» **YOUR INSTRUCTIONS**
Note how many lines include the word "iestādēs", and give that number by itself.

» **MATERIAL SHOWN**

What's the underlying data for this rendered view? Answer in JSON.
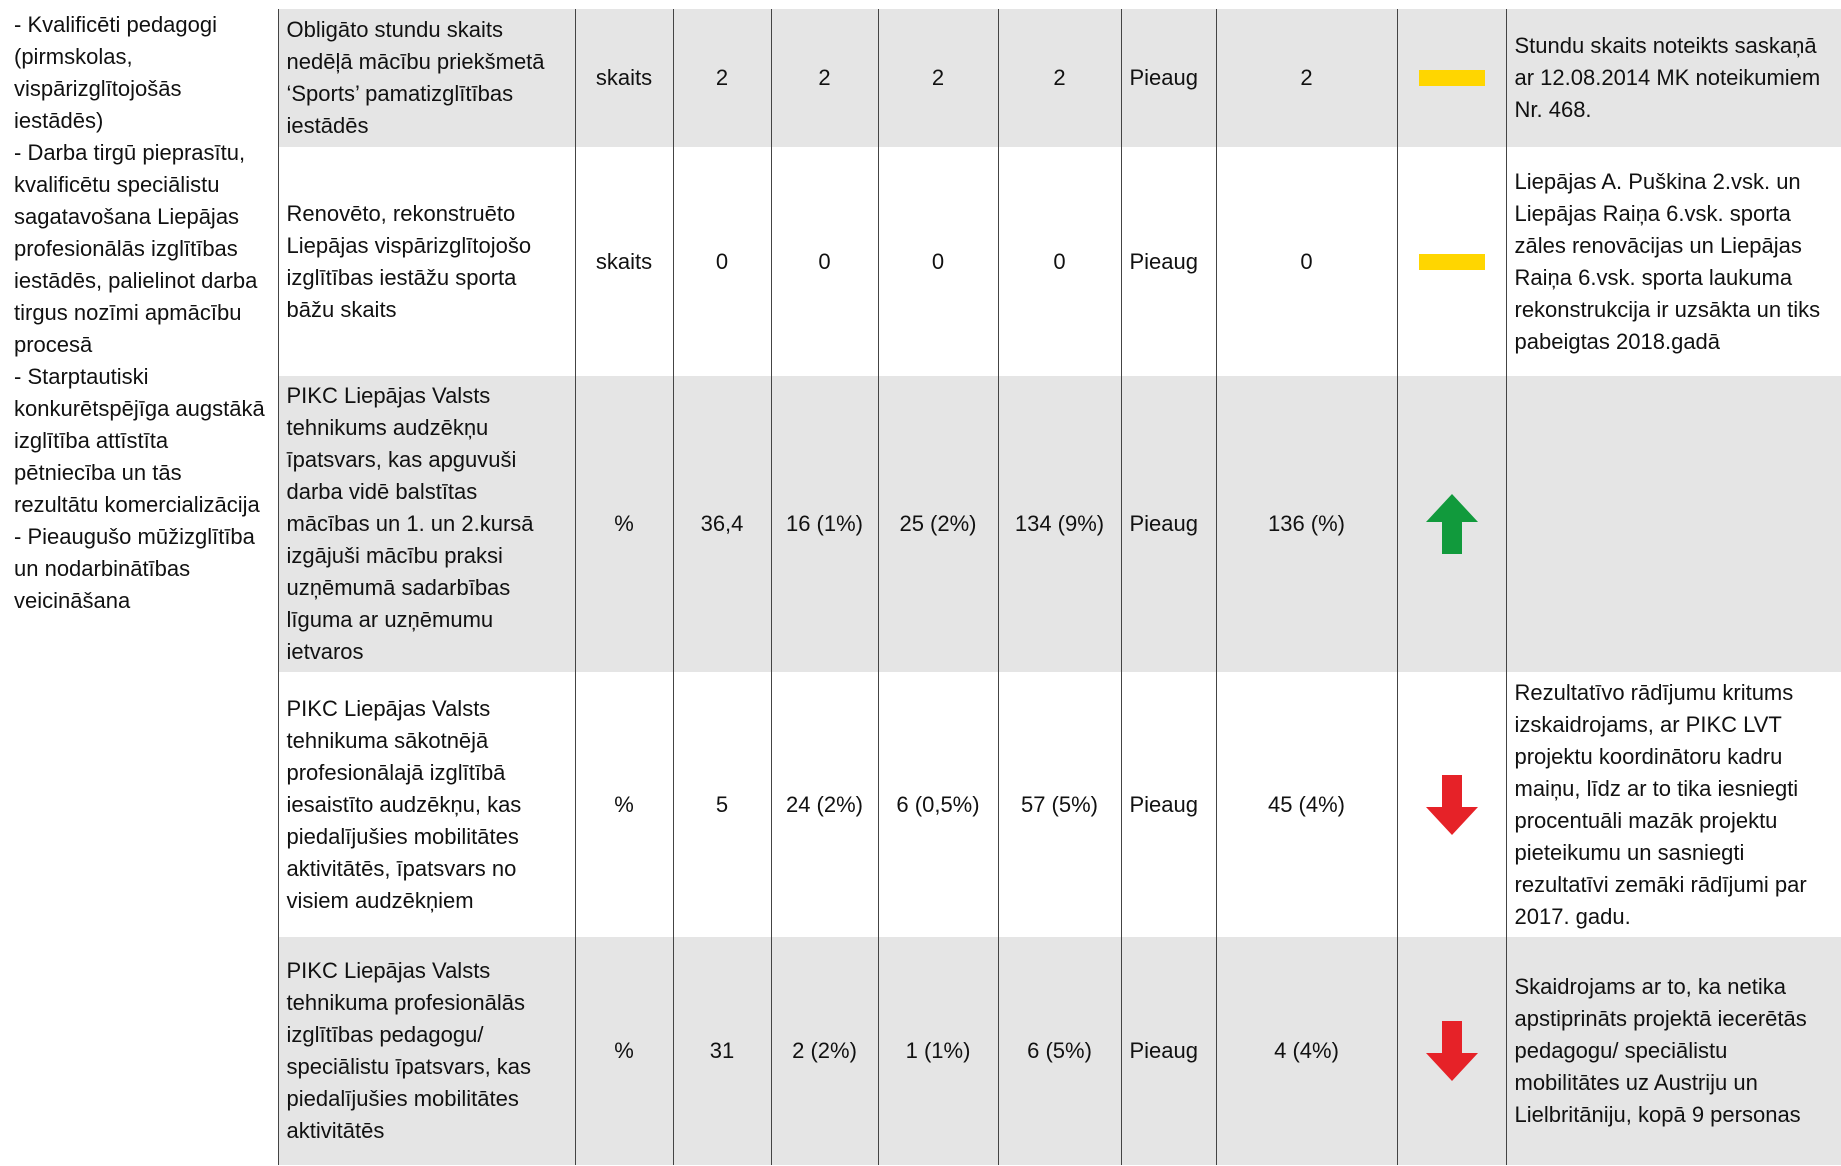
{
  "sidebar": {
    "items": [
      "- Kvalificēti pedagogi (pirmskolas, vispārizglītojošās iestādēs)",
      "- Darba tirgū pieprasītu, kvalificētu speciālistu sagatavošana Liepājas profesionālās izglītības iestādēs, palielinot darba tirgus nozīmi apmācību procesā",
      "- Starptautiski konkurētspējīga augstākā izglītība attīstīta pētniecība un tās rezultātu komercializācija",
      "- Pieaugušo mūžizglītība un nodarbinātības veicināšana"
    ]
  },
  "table": {
    "rows": [
      [
        "Obligāto stundu skaits nedēļā mācību priekšmetā ‘Sports’ pamatizglītības iestādēs",
        "skaits",
        "2",
        "2",
        "2",
        "2",
        "Pieaug",
        "2",
        "Stundu skaits noteikts saskaņā ar 12.08.2014 MK noteikumiem Nr. 468."
      ],
      [
        "Renovēto, rekonstruēto Liepājas vispārizglītojošo izglītības iestāžu sporta bāžu skaits",
        "skaits",
        "0",
        "0",
        "0",
        "0",
        "Pieaug",
        "0",
        "Liepājas A. Puškina 2.vsk. un Liepājas Raiņa 6.vsk. sporta zāles renovācijas un Liepājas Raiņa 6.vsk. sporta laukuma rekonstrukcija ir uzsākta un tiks pabeigtas 2018.gadā"
      ],
      [
        "PIKC Liepājas Valsts tehnikums audzēkņu īpatsvars, kas apguvuši darba vidē balstītas mācības un 1. un 2.kursā izgājuši mācību praksi uzņēmumā sadarbības līguma ar uzņēmumu ietvaros",
        "%",
        "36,4",
        "16 (1%)",
        "25 (2%)",
        "134 (9%)",
        "Pieaug",
        "136 (%)",
        ""
      ],
      [
        "PIKC Liepājas Valsts tehnikuma sākotnējā profesionālajā izglītībā iesaistīto audzēkņu, kas piedalījušies mobilitātes aktivitātēs, īpatsvars no visiem audzēkņiem",
        "%",
        "5",
        "24 (2%)",
        "6 (0,5%)",
        "57 (5%)",
        "Pieaug",
        "45 (4%)",
        " Rezultatīvo rādījumu kri­tums izskaidrojams, ar PIKC LVT projektu koordinātoru kadru maiņu, līdz ar to tika iesniegti procentuāli ma­zāk projektu pieteikumu un sasniegti rezultatīvi zemāki rādījumi par 2017. gadu."
      ],
      [
        "PIKC Liepājas Valsts tehnikuma profesionālās izglītības pedagogu/ speciālistu īpatsvars, kas piedalījušies mobilitātes aktivitātēs",
        "%",
        "31",
        "2 (2%)",
        "1 (1%)",
        "6 (5%)",
        "Pieaug",
        "4 (4%)",
        "Skaidrojams ar to, ka netika apstiprināts projektā iecerētās pedagogu/ speciālistu mobilitātes uz Austriju un Lielbritāniju, kopā 9 personas"
      ]
    ]
  }
}
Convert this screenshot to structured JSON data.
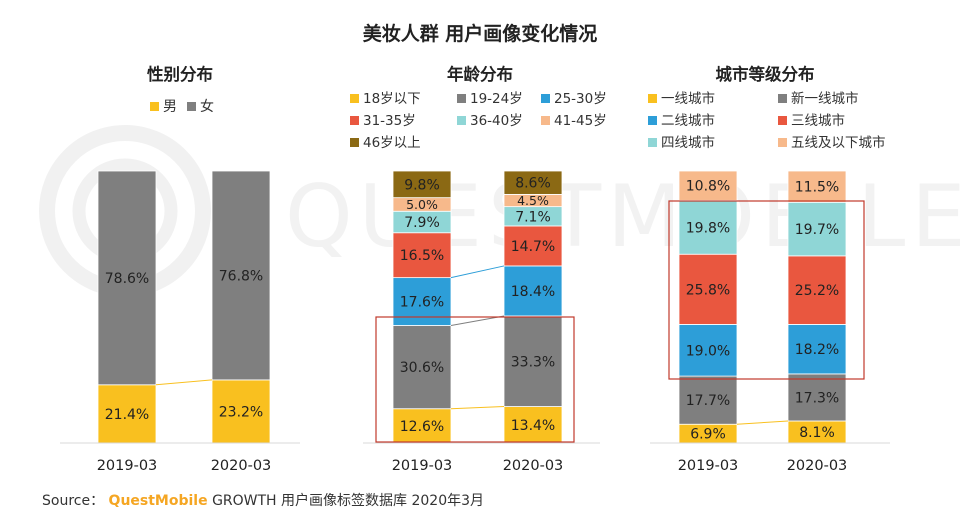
{
  "main_title": "美妆人群 用户画像变化情况",
  "source": {
    "prefix": "Source：",
    "brand": "QuestMobile",
    "rest": "GROWTH 用户画像标签数据库 2020年3月"
  },
  "watermark": {
    "text": "QUESTMOBILE"
  },
  "colors": {
    "yellow": "#f9c01f",
    "gray": "#7f7f7f",
    "blue": "#2d9ed8",
    "red": "#e9573f",
    "teal": "#8fd6d6",
    "peach": "#f7b98b",
    "olive": "#8b6914",
    "highlight": "#c0392b",
    "connector": "#c9c9c9"
  },
  "chart_data": [
    {
      "type": "bar",
      "stacked": true,
      "title": "性别分布",
      "categories": [
        "2019-03",
        "2020-03"
      ],
      "ylim": [
        0,
        100
      ],
      "legend": "top",
      "series": [
        {
          "name": "男",
          "color": "#f9c01f",
          "values": [
            21.4,
            23.2
          ],
          "labels": [
            "21.4%",
            "23.2%"
          ]
        },
        {
          "name": "女",
          "color": "#7f7f7f",
          "values": [
            78.6,
            76.8
          ],
          "labels": [
            "78.6%",
            "76.8%"
          ]
        }
      ]
    },
    {
      "type": "bar",
      "stacked": true,
      "title": "年龄分布",
      "categories": [
        "2019-03",
        "2020-03"
      ],
      "ylim": [
        0,
        100
      ],
      "legend": "top",
      "series": [
        {
          "name": "18岁以下",
          "color": "#f9c01f",
          "values": [
            12.6,
            13.4
          ],
          "labels": [
            "12.6%",
            "13.4%"
          ]
        },
        {
          "name": "19-24岁",
          "color": "#7f7f7f",
          "values": [
            30.6,
            33.3
          ],
          "labels": [
            "30.6%",
            "33.3%"
          ]
        },
        {
          "name": "25-30岁",
          "color": "#2d9ed8",
          "values": [
            17.6,
            18.4
          ],
          "labels": [
            "17.6%",
            "18.4%"
          ]
        },
        {
          "name": "31-35岁",
          "color": "#e9573f",
          "values": [
            16.5,
            14.7
          ],
          "labels": [
            "16.5%",
            "14.7%"
          ]
        },
        {
          "name": "36-40岁",
          "color": "#8fd6d6",
          "values": [
            7.9,
            7.1
          ],
          "labels": [
            "7.9%",
            "7.1%"
          ]
        },
        {
          "name": "41-45岁",
          "color": "#f7b98b",
          "values": [
            5.0,
            4.5
          ],
          "labels": [
            "5.0%",
            "4.5%"
          ]
        },
        {
          "name": "46岁以上",
          "color": "#8b6914",
          "values": [
            9.8,
            8.6
          ],
          "labels": [
            "9.8%",
            "8.6%"
          ]
        }
      ]
    },
    {
      "type": "bar",
      "stacked": true,
      "title": "城市等级分布",
      "categories": [
        "2019-03",
        "2020-03"
      ],
      "ylim": [
        0,
        100
      ],
      "legend": "top",
      "series": [
        {
          "name": "一线城市",
          "color": "#f9c01f",
          "values": [
            6.9,
            8.1
          ],
          "labels": [
            "6.9%",
            "8.1%"
          ]
        },
        {
          "name": "新一线城市",
          "color": "#7f7f7f",
          "values": [
            17.7,
            17.3
          ],
          "labels": [
            "17.7%",
            "17.3%"
          ]
        },
        {
          "name": "二线城市",
          "color": "#2d9ed8",
          "values": [
            19.0,
            18.2
          ],
          "labels": [
            "19.0%",
            "18.2%"
          ]
        },
        {
          "name": "三线城市",
          "color": "#e9573f",
          "values": [
            25.8,
            25.2
          ],
          "labels": [
            "25.8%",
            "25.2%"
          ]
        },
        {
          "name": "四线城市",
          "color": "#8fd6d6",
          "values": [
            19.8,
            19.7
          ],
          "labels": [
            "19.8%",
            "19.7%"
          ]
        },
        {
          "name": "五线及以下城市",
          "color": "#f7b98b",
          "values": [
            10.8,
            11.5
          ],
          "labels": [
            "10.8%",
            "11.5%"
          ]
        }
      ]
    }
  ]
}
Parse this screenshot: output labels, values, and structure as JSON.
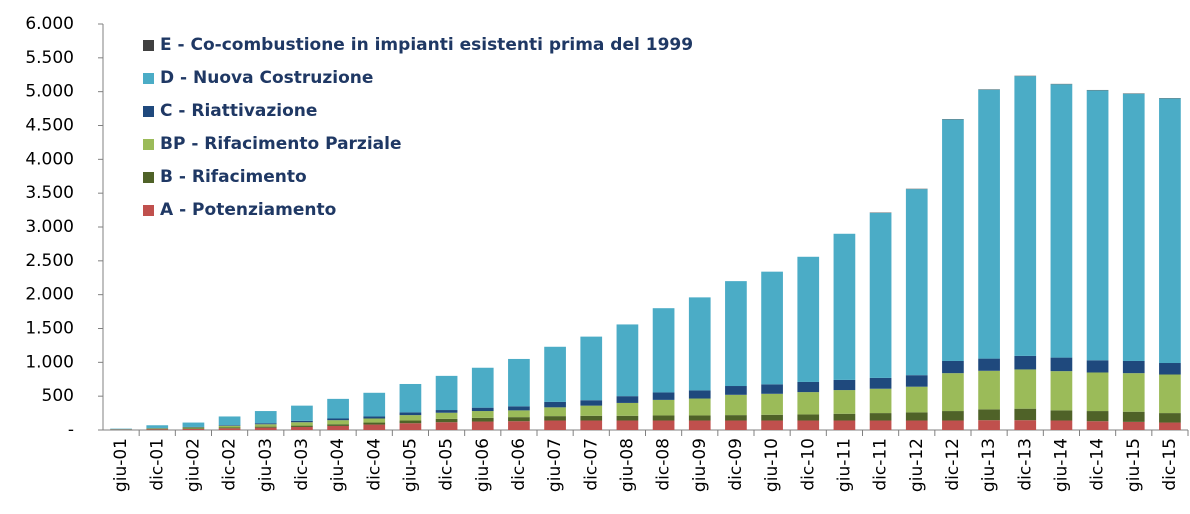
{
  "chart_data": {
    "type": "stacked_bar",
    "categories": [
      "giu-01",
      "dic-01",
      "giu-02",
      "dic-02",
      "giu-03",
      "dic-03",
      "giu-04",
      "dic-04",
      "giu-05",
      "dic-05",
      "giu-06",
      "dic-06",
      "giu-07",
      "dic-07",
      "giu-08",
      "dic-08",
      "giu-09",
      "dic-09",
      "giu-10",
      "dic-10",
      "giu-11",
      "dic-11",
      "giu-12",
      "dic-12",
      "giu-13",
      "dic-13",
      "giu-14",
      "dic-14",
      "giu-15",
      "dic-15"
    ],
    "series": [
      {
        "name": "A - Potenziamento",
        "color": "#c0504d",
        "values": [
          5,
          10,
          15,
          25,
          35,
          45,
          60,
          80,
          100,
          115,
          125,
          130,
          140,
          140,
          140,
          140,
          140,
          140,
          140,
          140,
          140,
          140,
          140,
          140,
          145,
          145,
          140,
          130,
          120,
          110
        ]
      },
      {
        "name": "B - Rifacimento",
        "color": "#4f6228",
        "values": [
          2,
          5,
          8,
          12,
          15,
          20,
          25,
          30,
          40,
          50,
          55,
          60,
          65,
          70,
          70,
          75,
          75,
          80,
          85,
          90,
          100,
          110,
          120,
          140,
          160,
          170,
          150,
          150,
          150,
          140
        ]
      },
      {
        "name": "BP - Rifacimento Parziale",
        "color": "#9bbb59",
        "values": [
          3,
          10,
          15,
          25,
          35,
          50,
          60,
          60,
          80,
          90,
          100,
          100,
          130,
          150,
          190,
          230,
          250,
          300,
          310,
          330,
          350,
          360,
          380,
          560,
          570,
          580,
          580,
          570,
          570,
          570
        ]
      },
      {
        "name": "C - Riattivazione",
        "color": "#1f497d",
        "values": [
          2,
          5,
          7,
          10,
          15,
          20,
          25,
          30,
          40,
          40,
          50,
          60,
          80,
          80,
          100,
          110,
          120,
          130,
          140,
          150,
          150,
          160,
          170,
          180,
          180,
          200,
          200,
          180,
          180,
          170
        ]
      },
      {
        "name": "D - Nuova Costruzione",
        "color": "#4bacc6",
        "values": [
          8,
          40,
          65,
          128,
          180,
          225,
          290,
          350,
          420,
          505,
          590,
          700,
          815,
          940,
          1060,
          1245,
          1375,
          1550,
          1665,
          1850,
          2160,
          2440,
          2750,
          3570,
          3975,
          4135,
          4040,
          3990,
          3950,
          3910
        ]
      },
      {
        "name": "E - Co-combustione in impianti esistenti prima del 1999",
        "color": "#404040",
        "values": [
          0,
          0,
          0,
          0,
          0,
          0,
          0,
          0,
          0,
          0,
          0,
          0,
          0,
          0,
          0,
          0,
          0,
          0,
          0,
          0,
          0,
          5,
          5,
          5,
          5,
          5,
          5,
          5,
          5,
          5
        ]
      }
    ],
    "ylim": [
      0,
      6000
    ],
    "yticks": [
      {
        "value": 0,
        "label": "-"
      },
      500,
      {
        "value": 1000,
        "label": "1.000"
      },
      {
        "value": 1500,
        "label": "1.500"
      },
      {
        "value": 2000,
        "label": "2.000"
      },
      {
        "value": 2500,
        "label": "2.500"
      },
      {
        "value": 3000,
        "label": "3.000"
      },
      {
        "value": 3500,
        "label": "3.500"
      },
      {
        "value": 4000,
        "label": "4.000"
      },
      {
        "value": 4500,
        "label": "4.500"
      },
      {
        "value": 5000,
        "label": "5.000"
      },
      {
        "value": 5500,
        "label": "5.500"
      },
      {
        "value": 6000,
        "label": "6.000"
      }
    ],
    "legend": "upper left"
  }
}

» **SOLUTION FOR THIS TASK**
3